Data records
● ● ● ● ● ● ●

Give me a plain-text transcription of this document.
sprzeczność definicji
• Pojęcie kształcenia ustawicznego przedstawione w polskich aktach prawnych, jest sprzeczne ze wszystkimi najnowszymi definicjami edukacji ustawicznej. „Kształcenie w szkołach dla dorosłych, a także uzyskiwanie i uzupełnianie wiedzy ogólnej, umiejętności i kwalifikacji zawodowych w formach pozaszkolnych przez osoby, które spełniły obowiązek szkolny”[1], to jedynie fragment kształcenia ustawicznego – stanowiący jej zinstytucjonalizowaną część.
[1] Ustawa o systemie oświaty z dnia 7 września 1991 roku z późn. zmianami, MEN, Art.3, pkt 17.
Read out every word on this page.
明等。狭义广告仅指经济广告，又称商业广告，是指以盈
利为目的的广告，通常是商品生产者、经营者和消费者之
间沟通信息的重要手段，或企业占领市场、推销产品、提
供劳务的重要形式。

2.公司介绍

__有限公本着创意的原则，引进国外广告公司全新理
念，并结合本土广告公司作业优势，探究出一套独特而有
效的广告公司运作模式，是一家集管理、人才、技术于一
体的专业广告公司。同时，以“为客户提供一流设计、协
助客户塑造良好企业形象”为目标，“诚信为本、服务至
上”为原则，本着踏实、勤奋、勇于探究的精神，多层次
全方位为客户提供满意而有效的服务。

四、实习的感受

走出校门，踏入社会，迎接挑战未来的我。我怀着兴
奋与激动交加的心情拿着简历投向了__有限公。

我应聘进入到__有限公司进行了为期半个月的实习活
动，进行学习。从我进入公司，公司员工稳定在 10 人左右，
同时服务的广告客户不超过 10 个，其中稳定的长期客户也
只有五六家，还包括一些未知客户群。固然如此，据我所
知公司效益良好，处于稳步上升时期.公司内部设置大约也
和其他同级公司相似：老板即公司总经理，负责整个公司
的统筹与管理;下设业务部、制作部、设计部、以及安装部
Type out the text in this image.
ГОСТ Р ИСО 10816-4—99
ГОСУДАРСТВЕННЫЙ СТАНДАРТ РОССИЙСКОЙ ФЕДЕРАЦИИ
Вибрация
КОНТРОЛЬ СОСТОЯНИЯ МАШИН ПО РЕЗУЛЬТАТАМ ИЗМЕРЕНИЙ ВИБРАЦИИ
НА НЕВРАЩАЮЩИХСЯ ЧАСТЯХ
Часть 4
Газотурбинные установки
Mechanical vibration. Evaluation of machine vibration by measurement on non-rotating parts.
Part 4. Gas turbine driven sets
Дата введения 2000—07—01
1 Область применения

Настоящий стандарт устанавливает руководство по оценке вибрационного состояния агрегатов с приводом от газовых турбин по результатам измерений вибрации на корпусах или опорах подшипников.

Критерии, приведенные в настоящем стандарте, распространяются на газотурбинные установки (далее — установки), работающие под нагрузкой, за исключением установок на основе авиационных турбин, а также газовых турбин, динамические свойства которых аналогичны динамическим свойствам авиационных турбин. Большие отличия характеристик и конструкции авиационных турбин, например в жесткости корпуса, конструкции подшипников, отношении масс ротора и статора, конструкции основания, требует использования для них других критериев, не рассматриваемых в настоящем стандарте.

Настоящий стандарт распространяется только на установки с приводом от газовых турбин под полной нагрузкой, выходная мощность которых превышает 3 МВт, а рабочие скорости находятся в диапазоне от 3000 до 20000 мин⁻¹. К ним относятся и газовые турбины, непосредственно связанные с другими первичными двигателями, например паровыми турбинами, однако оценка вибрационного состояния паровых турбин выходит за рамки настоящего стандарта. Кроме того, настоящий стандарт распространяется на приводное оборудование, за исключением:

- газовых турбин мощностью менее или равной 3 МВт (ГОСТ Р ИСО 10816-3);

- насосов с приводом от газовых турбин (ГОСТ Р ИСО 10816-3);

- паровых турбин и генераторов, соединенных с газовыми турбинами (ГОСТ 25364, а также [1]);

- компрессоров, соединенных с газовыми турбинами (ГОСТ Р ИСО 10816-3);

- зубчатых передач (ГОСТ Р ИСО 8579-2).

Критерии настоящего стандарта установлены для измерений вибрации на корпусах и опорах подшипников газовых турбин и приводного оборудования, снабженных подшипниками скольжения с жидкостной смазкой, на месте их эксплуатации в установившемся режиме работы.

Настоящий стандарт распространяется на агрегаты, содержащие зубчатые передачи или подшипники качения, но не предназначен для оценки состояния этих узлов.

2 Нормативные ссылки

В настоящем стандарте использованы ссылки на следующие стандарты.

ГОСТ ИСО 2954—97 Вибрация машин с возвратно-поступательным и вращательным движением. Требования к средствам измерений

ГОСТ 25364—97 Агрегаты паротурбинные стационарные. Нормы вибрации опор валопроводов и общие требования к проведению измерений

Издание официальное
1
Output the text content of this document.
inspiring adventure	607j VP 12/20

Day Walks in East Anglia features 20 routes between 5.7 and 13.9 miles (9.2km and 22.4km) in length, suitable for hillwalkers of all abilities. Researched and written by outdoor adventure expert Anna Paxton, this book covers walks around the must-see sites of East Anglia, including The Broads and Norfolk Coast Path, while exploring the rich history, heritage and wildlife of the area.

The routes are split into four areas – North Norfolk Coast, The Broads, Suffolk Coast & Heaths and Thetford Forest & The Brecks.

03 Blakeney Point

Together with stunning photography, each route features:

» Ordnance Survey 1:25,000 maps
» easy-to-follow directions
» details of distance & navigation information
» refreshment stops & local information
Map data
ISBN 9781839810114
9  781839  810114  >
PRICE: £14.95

● ● ● ● ● ● ●

— Exercise requirements —
What is the number of lines in the data that hold the string "Вибрация"? Answer with the number only.

— Full answer —
2